Challenge:
Check each line of the listing for the string "JSON", count the lines that have it, and answer with that number only.

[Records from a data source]
● ● ●
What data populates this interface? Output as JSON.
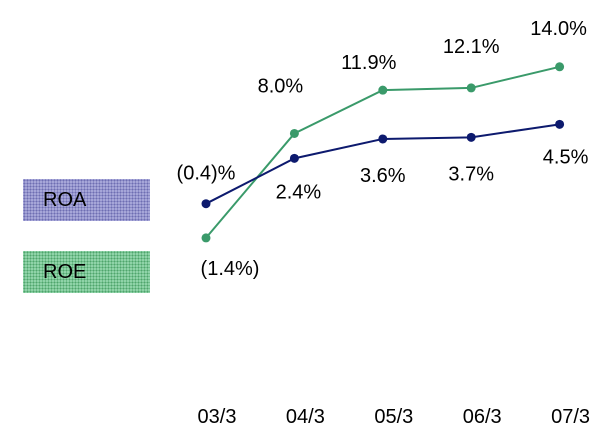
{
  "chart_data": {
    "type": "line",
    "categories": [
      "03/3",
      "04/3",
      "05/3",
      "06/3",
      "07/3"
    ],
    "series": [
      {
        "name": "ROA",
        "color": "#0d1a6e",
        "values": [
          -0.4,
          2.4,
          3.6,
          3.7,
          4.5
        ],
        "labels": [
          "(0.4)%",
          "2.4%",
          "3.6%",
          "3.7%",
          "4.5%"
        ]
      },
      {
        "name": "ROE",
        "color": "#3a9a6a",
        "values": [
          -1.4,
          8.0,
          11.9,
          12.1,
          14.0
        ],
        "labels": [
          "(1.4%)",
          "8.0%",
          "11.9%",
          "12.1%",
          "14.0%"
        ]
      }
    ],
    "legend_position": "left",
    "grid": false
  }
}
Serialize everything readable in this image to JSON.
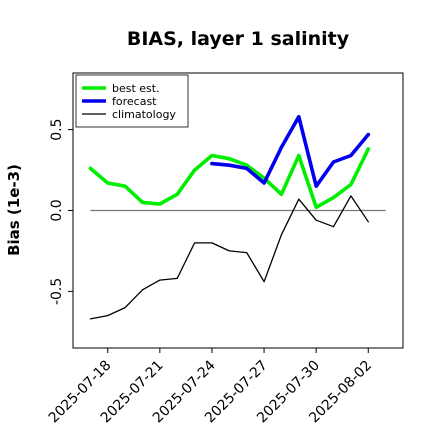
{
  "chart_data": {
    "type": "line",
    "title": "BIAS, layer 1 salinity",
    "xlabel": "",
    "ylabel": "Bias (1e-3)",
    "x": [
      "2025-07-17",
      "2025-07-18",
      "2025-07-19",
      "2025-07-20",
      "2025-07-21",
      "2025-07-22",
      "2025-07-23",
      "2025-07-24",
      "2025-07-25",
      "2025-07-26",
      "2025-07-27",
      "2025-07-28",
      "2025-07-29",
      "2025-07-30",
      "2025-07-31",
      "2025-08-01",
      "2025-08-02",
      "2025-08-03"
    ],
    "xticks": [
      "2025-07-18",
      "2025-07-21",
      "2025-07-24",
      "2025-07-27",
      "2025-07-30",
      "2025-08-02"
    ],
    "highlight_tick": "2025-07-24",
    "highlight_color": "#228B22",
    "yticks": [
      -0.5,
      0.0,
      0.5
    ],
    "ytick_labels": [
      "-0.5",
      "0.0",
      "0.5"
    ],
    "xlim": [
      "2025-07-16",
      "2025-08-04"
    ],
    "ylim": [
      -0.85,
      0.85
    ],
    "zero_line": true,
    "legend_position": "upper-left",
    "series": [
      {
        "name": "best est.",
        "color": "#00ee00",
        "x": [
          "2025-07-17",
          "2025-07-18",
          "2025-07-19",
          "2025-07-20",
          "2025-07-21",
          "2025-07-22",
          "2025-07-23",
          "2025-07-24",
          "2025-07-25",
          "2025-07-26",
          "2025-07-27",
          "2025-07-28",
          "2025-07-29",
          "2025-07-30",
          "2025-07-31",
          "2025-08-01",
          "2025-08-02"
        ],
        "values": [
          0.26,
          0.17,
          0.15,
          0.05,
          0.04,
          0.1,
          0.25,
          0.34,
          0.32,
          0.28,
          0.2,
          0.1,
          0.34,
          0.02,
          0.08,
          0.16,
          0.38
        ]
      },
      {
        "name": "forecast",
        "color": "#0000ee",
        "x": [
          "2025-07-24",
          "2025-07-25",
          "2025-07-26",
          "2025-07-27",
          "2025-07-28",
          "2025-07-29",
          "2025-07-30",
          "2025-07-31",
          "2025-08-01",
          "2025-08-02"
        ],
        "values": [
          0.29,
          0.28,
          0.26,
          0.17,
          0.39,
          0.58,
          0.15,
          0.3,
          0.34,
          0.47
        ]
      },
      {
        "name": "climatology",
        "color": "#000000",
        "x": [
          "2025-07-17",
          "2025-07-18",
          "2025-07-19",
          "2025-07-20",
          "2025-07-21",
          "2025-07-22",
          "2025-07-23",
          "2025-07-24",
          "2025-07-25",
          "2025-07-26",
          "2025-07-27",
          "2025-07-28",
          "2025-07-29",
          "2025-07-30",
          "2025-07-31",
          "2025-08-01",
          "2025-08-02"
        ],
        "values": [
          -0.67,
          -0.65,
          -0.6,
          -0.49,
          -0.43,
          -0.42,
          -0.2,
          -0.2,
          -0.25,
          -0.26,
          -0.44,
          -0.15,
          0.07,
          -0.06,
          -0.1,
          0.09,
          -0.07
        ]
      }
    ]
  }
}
● ● ●
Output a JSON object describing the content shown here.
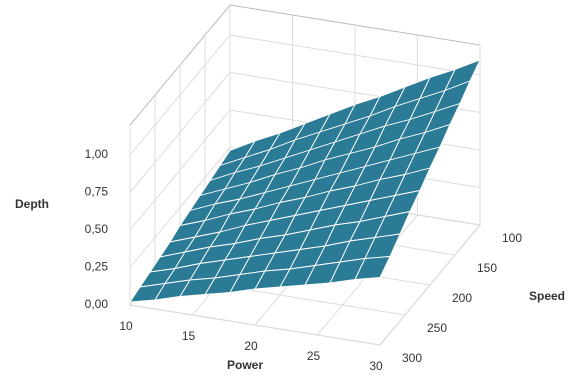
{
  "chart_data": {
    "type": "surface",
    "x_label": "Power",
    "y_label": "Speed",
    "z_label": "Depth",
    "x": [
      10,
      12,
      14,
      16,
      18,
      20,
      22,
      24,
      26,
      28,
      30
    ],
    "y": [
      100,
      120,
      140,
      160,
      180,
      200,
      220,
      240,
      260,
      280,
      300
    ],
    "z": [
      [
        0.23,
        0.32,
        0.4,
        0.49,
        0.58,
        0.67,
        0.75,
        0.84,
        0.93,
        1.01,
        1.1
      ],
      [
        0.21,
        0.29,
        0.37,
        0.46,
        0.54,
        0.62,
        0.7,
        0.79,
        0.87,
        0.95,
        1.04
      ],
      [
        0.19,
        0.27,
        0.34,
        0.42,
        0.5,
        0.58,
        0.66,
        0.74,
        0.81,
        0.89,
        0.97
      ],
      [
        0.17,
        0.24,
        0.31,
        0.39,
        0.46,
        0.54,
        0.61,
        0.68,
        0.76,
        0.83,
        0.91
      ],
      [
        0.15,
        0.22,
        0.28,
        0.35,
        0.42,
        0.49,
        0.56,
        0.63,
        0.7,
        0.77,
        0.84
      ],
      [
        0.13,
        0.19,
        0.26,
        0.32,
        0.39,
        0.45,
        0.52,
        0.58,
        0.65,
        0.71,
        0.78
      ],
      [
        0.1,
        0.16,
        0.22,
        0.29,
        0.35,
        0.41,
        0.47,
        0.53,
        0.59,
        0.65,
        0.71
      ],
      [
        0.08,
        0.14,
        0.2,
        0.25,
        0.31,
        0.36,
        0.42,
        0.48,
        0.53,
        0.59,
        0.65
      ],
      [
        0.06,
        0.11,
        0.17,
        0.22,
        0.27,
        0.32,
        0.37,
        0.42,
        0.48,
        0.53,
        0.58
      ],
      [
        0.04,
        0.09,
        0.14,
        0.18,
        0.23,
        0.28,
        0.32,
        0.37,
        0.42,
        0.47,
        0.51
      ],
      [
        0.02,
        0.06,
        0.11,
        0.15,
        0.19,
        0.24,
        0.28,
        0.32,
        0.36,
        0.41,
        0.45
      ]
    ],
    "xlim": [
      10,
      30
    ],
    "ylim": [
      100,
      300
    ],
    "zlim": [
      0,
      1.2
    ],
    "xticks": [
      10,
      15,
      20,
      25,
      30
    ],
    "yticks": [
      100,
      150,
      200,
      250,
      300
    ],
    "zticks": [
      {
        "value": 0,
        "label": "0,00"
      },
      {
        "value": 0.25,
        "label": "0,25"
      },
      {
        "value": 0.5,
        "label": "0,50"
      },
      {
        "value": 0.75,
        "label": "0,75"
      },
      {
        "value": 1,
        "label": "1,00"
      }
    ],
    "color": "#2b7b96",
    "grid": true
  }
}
● ● ●
Answer for this exercise:
3